* _WHAT THE EXERCISE ASKS_
Copy each line below in which the string "como" occurs.

* _SUPPLIED INFORMATION_
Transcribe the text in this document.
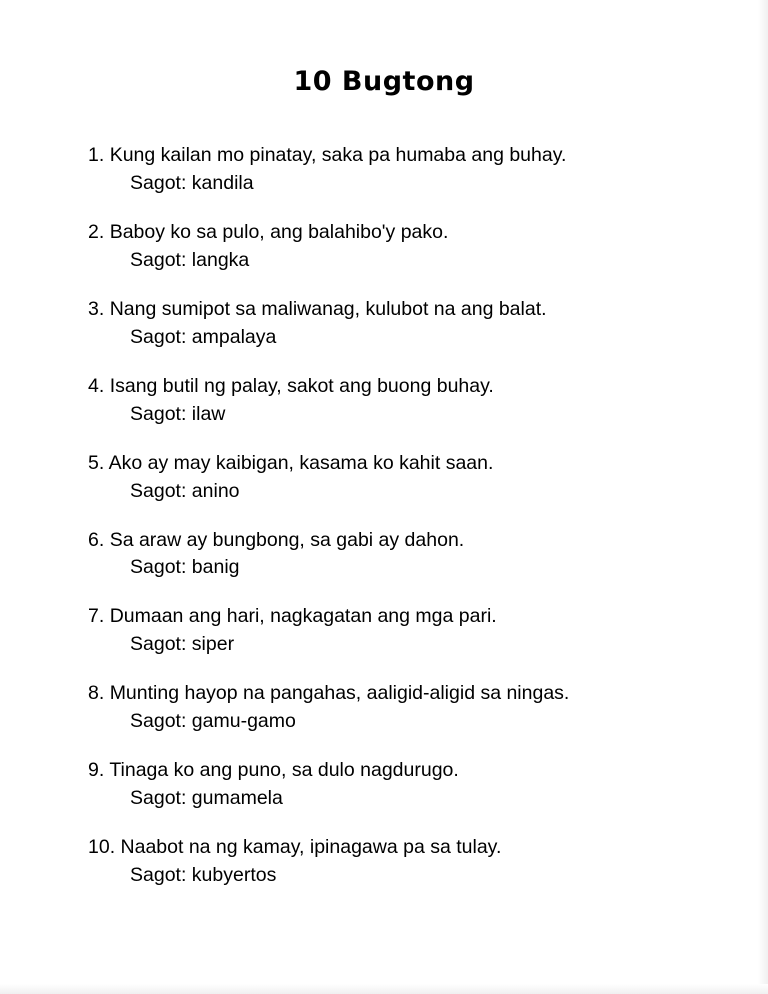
10 Bugtong
1. Kung kailan mo pinatay, saka pa humaba ang buhay.
Sagot: kandila
2. Baboy ko sa pulo, ang balahibo'y pako.
Sagot: langka
3. Nang sumipot sa maliwanag, kulubot na ang balat.
Sagot: ampalaya
4. Isang butil ng palay, sakot ang buong buhay.
Sagot: ilaw
5. Ako ay may kaibigan, kasama ko kahit saan.
Sagot: anino
6. Sa araw ay bungbong, sa gabi ay dahon.
Sagot: banig
7. Dumaan ang hari, nagkagatan ang mga pari.
Sagot: siper
8. Munting hayop na pangahas, aaligid-aligid sa ningas.
Sagot: gamu-gamo
9. Tinaga ko ang puno, sa dulo nagdurugo.
Sagot: gumamela
10. Naabot na ng kamay, ipinagawa pa sa tulay.
Sagot: kubyertos
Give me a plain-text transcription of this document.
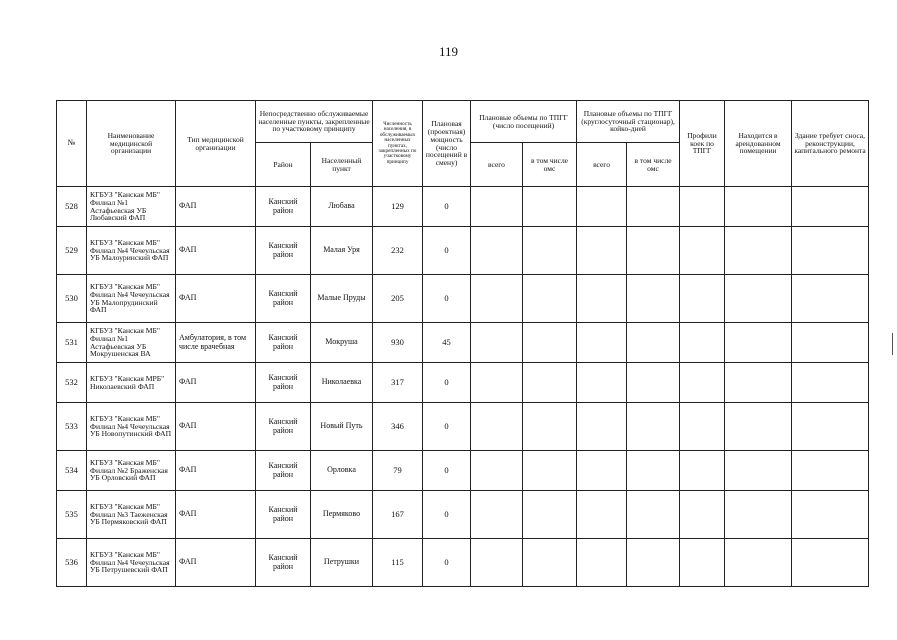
119
№	Наименование медицинской организации	Тип медицинской организации	Непосредственно обслуживаемые населенные пункты, закрепленные по участковому принципу		Численность населения, в обслуживаемых населенных пунктах, закрепленных по участковому принципу	Плановая (проектная) мощность (число посещений в смену)	Плановые объемы по ТПГГ (число посещений)		Плановые объемы по ТПГГ (круглосуточный стационар), койко-дней		Профили коек по ТПГГ	Находится в арендованном помещении	Здание требует сноса, реконструкции, капитального ремонта
			Район	Населенный пункт			всего	в том числе омс	всего	в том числе омс			
528	КГБУЗ "Канская МБ" Филиал №1 Астафьевская УБ Любавский ФАП	ФАП	Канский район	Любава	129	0							
529	КГБУЗ "Канская МБ" Филиал №4 Чечеульская УБ Малоуринский ФАП	ФАП	Канский район	Малая Уря	232	0							
530	КГБУЗ "Канская МБ" Филиал №4 Чечеульская УБ Малопрудинский ФАП	ФАП	Канский район	Малые Пруды	205	0							
531	КГБУЗ "Канская МБ" Филиал №1 Астафьевская УБ Мокрушенская ВА	Амбулатория, в том числе врачебная	Канский район	Мокруша	930	45							
532	КГБУЗ "Канская МРБ" Николаевский ФАП	ФАП	Канский район	Николаевка	317	0							
533	КГБУЗ "Канская МБ" Филиал №4 Чечеульская УБ Новопутинский ФАП	ФАП	Канский район	Новый Путь	346	0							
534	КГБУЗ "Канская МБ" Филиал №2 Браженская УБ Орловский ФАП	ФАП	Канский район	Орловка	79	0							
535	КГБУЗ "Канская МБ" Филиал №3 Таеженская УБ Пермяковский ФАП	ФАП	Канский район	Пермяково	167	0							
536	КГБУЗ "Канская МБ" Филиал №4 Чечеульская УБ Петрушевский ФАП	ФАП	Канский район	Петрушки	115	0							
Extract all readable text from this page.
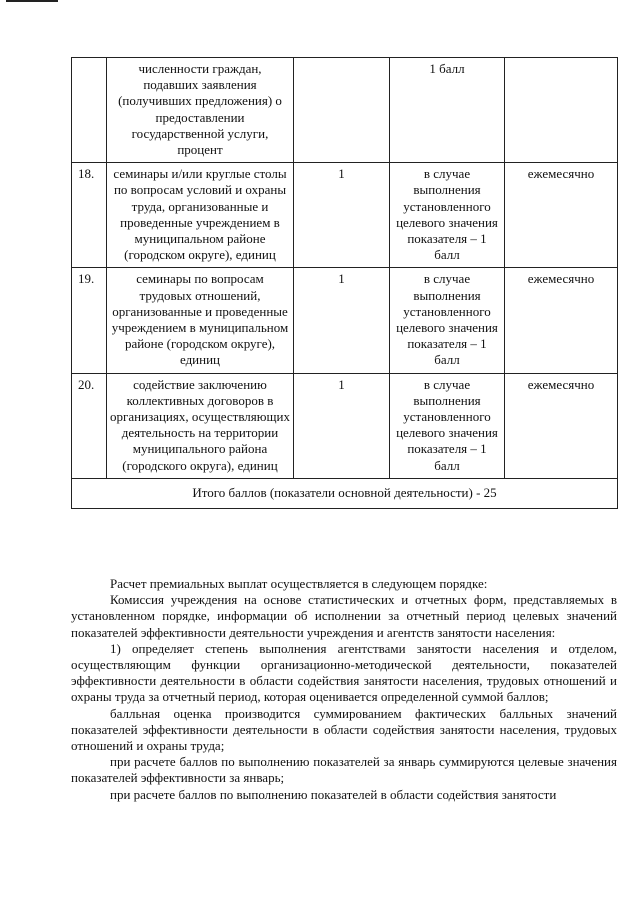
	численности граждан, подавших заявления (получивших предложения) о предоставлении государственной услуги, процент		1 балл	
18.	семинары и/или круглые столы по вопросам условий и охраны труда, организованные и проведенные учреждением в муниципальном районе (городском округе), единиц	1	в случае выполнения установленного целевого значения показателя – 1 балл	ежемесячно
19.	семинары по вопросам трудовых отношений, организованные и проведенные учреждением в муниципальном районе (городском округе), единиц	1	в случае выполнения установленного целевого значения показателя – 1 балл	ежемесячно
20.	содействие заключению коллективных договоров в организациях, осуществляющих деятельность на территории муниципального района (городского округа), единиц	1	в случае выполнения установленного целевого значения показателя – 1 балл	ежемесячно
Итого баллов (показатели основной деятельности) - 25				

Расчет премиальных выплат осуществляется в следующем порядке:

Комиссия учреждения на основе статистических и отчетных форм, представляемых в установленном порядке, информации об исполнении за отчетный период целевых значений показателей эффективности деятельности учреждения и агентств занятости населения:

1) определяет степень выполнения агентствами занятости населения и отделом, осуществляющим функции организационно-методической деятельности, показателей эффективности деятельности в области содействия занятости населения, трудовых отношений и охраны труда за отчетный период, которая оценивается определенной суммой баллов;

балльная оценка производится суммированием фактических балльных значений показателей эффективности деятельности в области содействия занятости населения, трудовых отношений и охраны труда;

при расчете баллов по выполнению показателей за январь суммируются целевые значения показателей эффективности за январь;

при расчете баллов по выполнению показателей в области содействия занятости
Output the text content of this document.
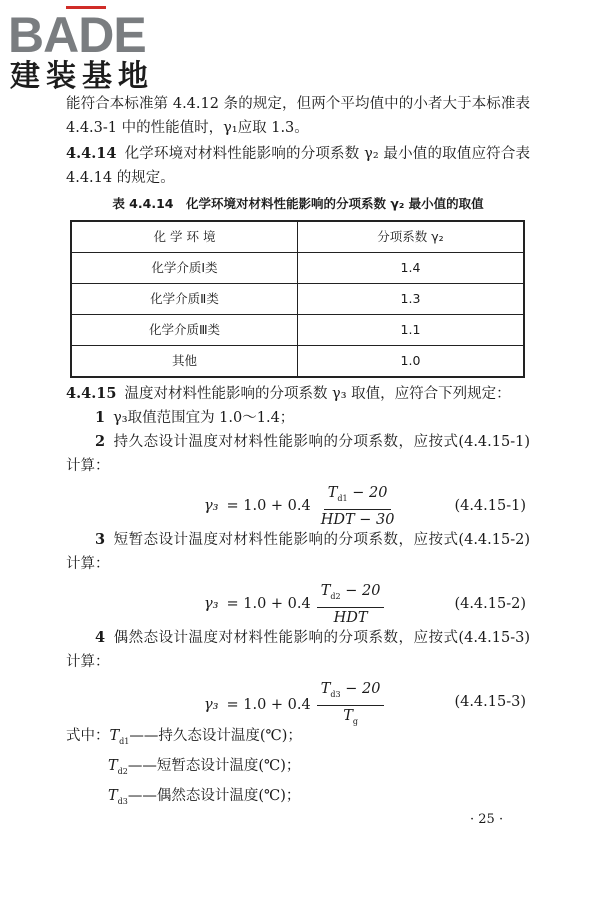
BADE
建装基地

能符合本标准第 4.4.12 条的规定，但两个平均值中的小者大于本标准表 4.4.3-1 中的性能值时，γ₁应取 1.3。

4.4.14 化学环境对材料性能影响的分项系数 γ₂ 最小值的取值应符合表 4.4.14 的规定。

表 4.4.14　化学环境对材料性能影响的分项系数 γ₂ 最小值的取值
化 学 环 境	分项系数 γ₂
化学介质Ⅰ类	1.4
化学介质Ⅱ类	1.3
化学介质Ⅲ类	1.1
其他	1.0

4.4.15 温度对材料性能影响的分项系数 γ₃ 取值，应符合下列规定：

1 γ₃取值范围宜为 1.0～1.4；

2 持久态设计温度对材料性能影响的分项系数，应按式(4.4.15-1)计算：

$\gamma_3 = 1.0 + 0.4 \frac{T_{d1} - 20}{\text{HDT − 30}}$	(4.4.15-1)

3 短暂态设计温度对材料性能影响的分项系数，应按式(4.4.15-2)计算：

$\gamma_3 = 1.0 + 0.4 \frac{T_{d2} - 20}{\text{HDT}}$	(4.4.15-2)

4 偶然态设计温度对材料性能影响的分项系数，应按式(4.4.15-3)计算：

$\gamma_3 = 1.0 + 0.4 \frac{T_{d3} - 20}{T_g}$	(4.4.15-3)
式中：$T_{d1}——$持久态设计温度(℃)；
$T_{d2}——$短暂态设计温度(℃)；
$T_{d3}——$偶然态设计温度(℃)；
· 25 ·
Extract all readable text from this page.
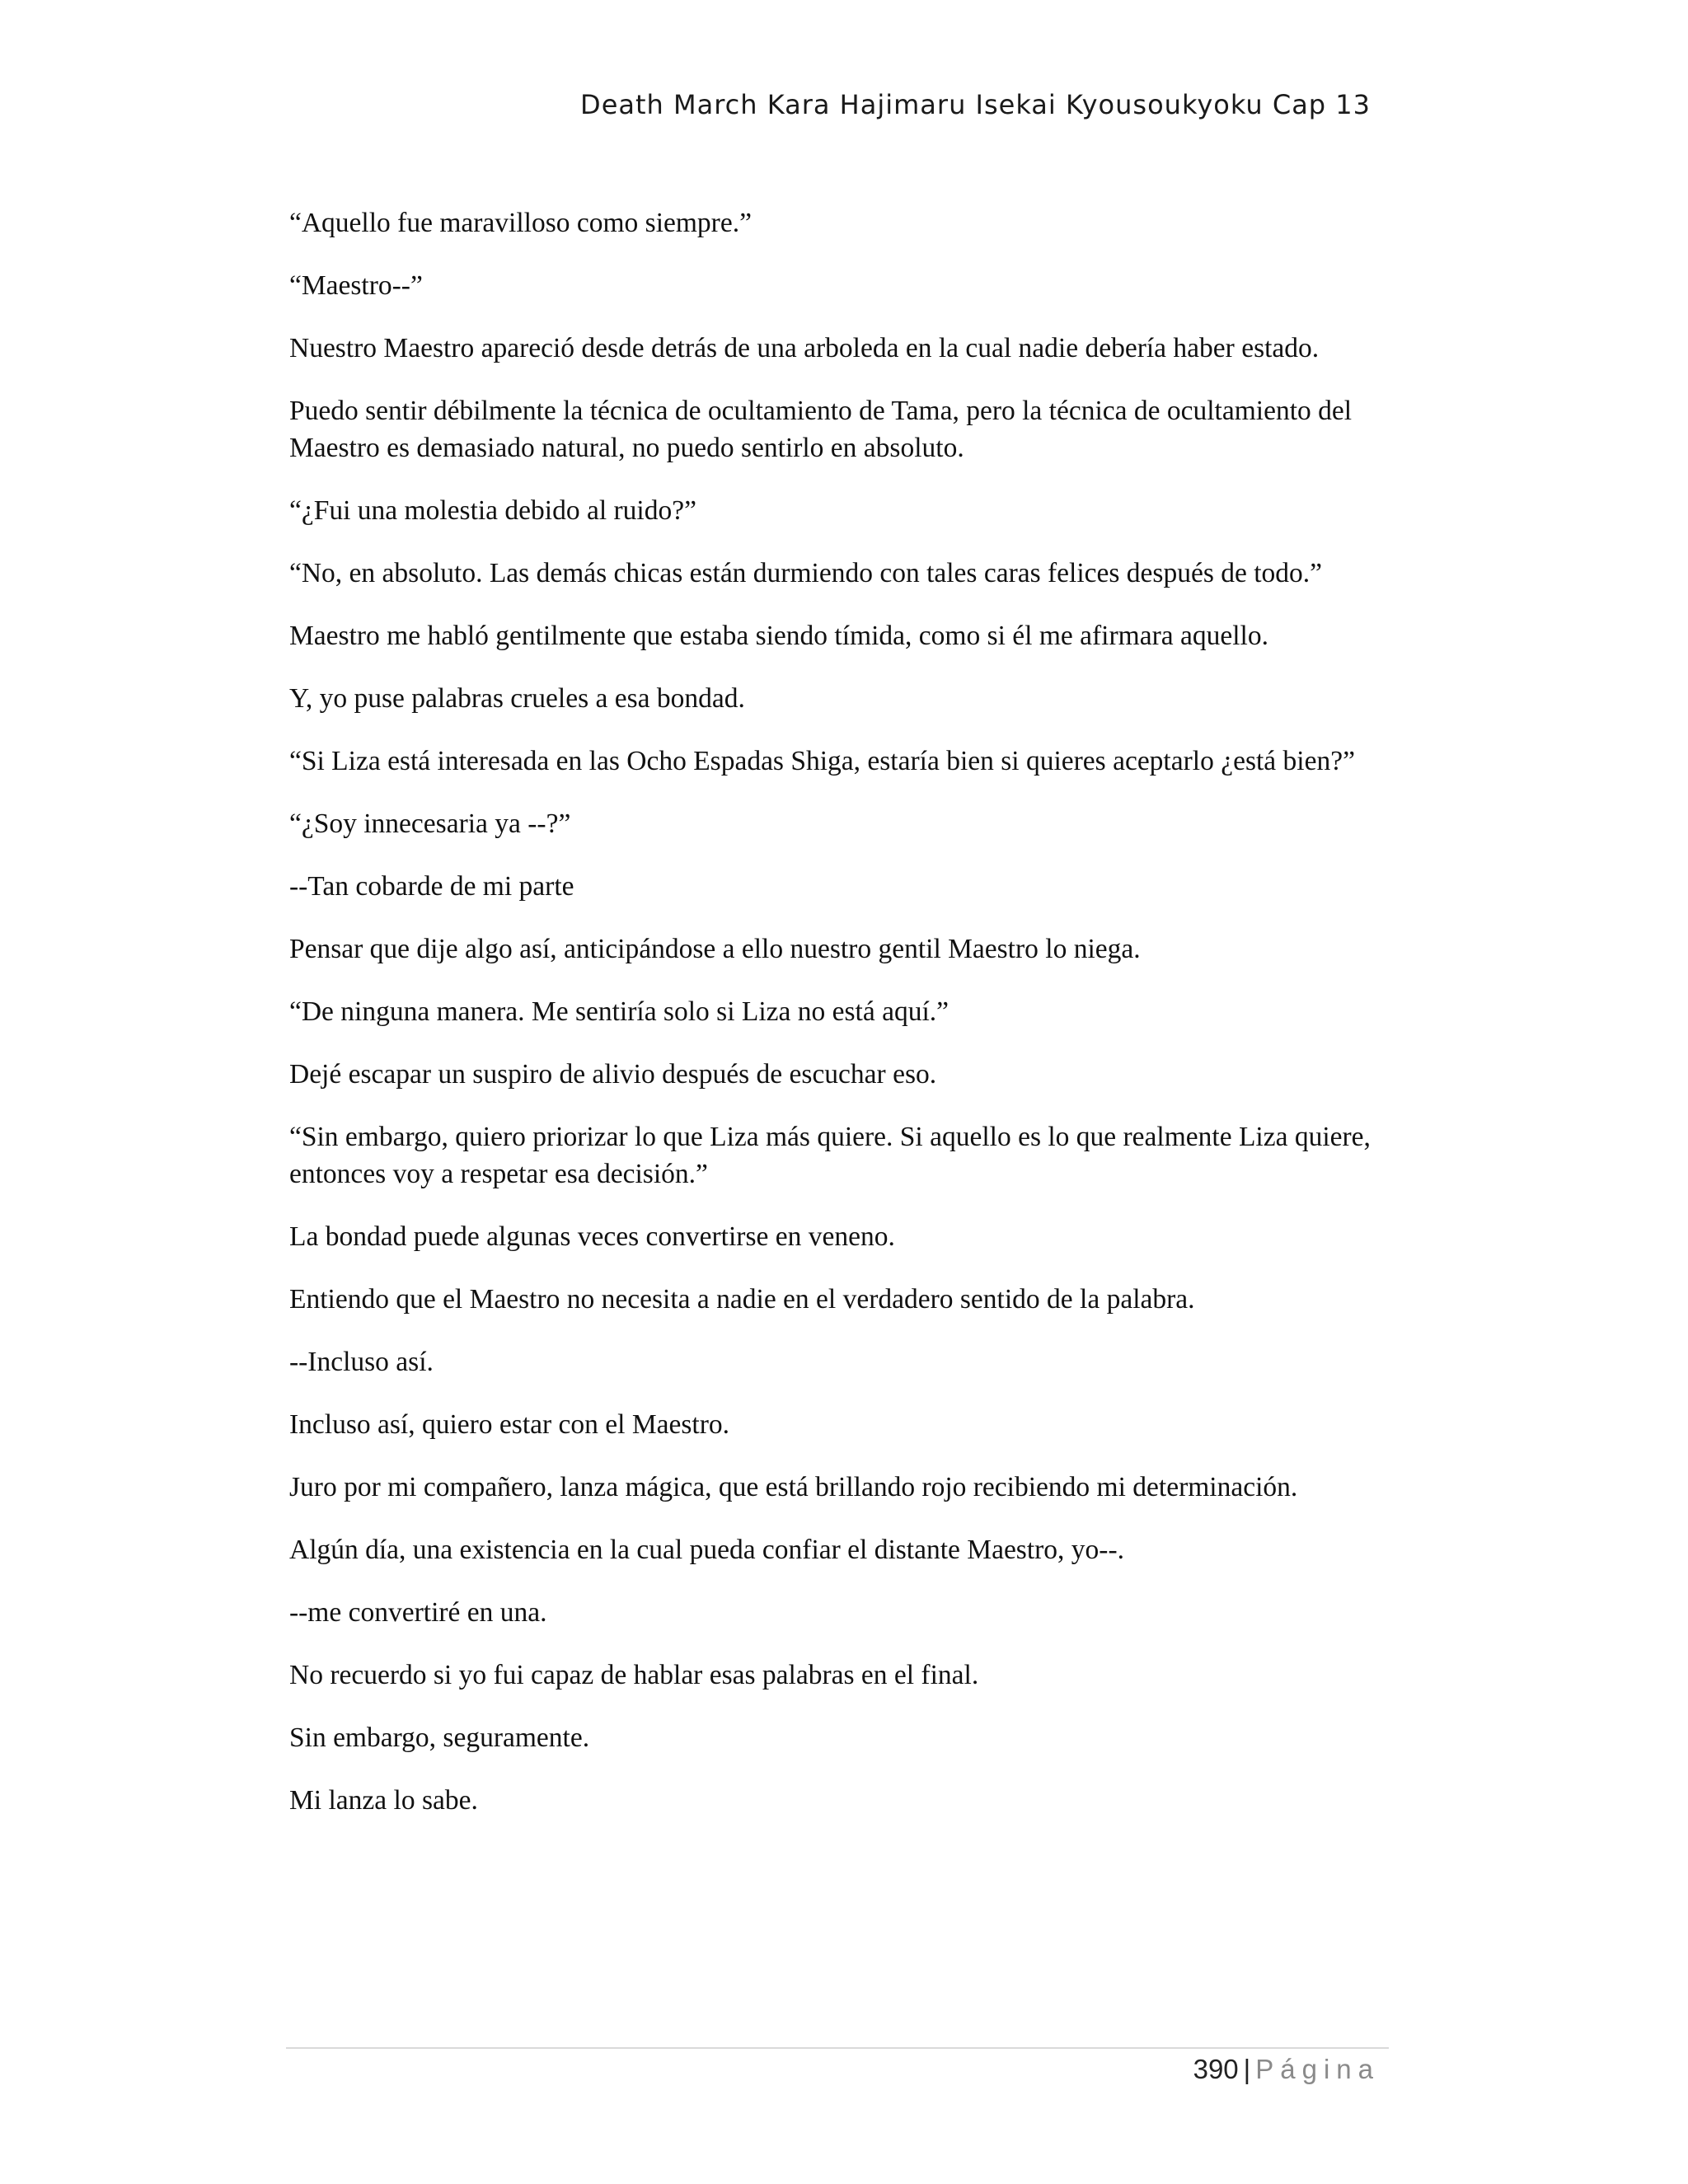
Death March Kara Hajimaru Isekai Kyousoukyoku Cap 13

“Aquello fue maravilloso como siempre.”

“Maestro--”

Nuestro Maestro apareció desde detrás de una arboleda en la cual nadie debería haber estado.

Puedo sentir débilmente la técnica de ocultamiento de Tama, pero la técnica de ocultamiento del Maestro es demasiado natural, no puedo sentirlo en absoluto.

“¿Fui una molestia debido al ruido?”

“No, en absoluto. Las demás chicas están durmiendo con tales caras felices después de todo.”

Maestro me habló gentilmente que estaba siendo tímida, como si él me afirmara aquello.

Y, yo puse palabras crueles a esa bondad.

“Si Liza está interesada en las Ocho Espadas Shiga, estaría bien si quieres aceptarlo ¿está bien?”

“¿Soy innecesaria ya --?”

--Tan cobarde de mi parte

Pensar que dije algo así, anticipándose a ello nuestro gentil Maestro lo niega.

“De ninguna manera. Me sentiría solo si Liza no está aquí.”

Dejé escapar un suspiro de alivio después de escuchar eso.

“Sin embargo, quiero priorizar lo que Liza más quiere. Si aquello es lo que realmente Liza quiere, entonces voy a respetar esa decisión.”

La bondad puede algunas veces convertirse en veneno.

Entiendo que el Maestro no necesita a nadie en el verdadero sentido de la palabra.

--Incluso así.

Incluso así, quiero estar con el Maestro.

Juro por mi compañero, lanza mágica, que está brillando rojo recibiendo mi determinación.

Algún día, una existencia en la cual pueda confiar el distante Maestro, yo--.

--me convertiré en una.

No recuerdo si yo fui capaz de hablar esas palabras en el final.

Sin embargo, seguramente.

Mi lanza lo sabe.

390 | Página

* _RESULT OF THE EXERCISE_
“Aquello fue maravilloso como siempre.”
Maestro me habló gentilmente que estaba siendo tímida, como si él me afirmara aquello.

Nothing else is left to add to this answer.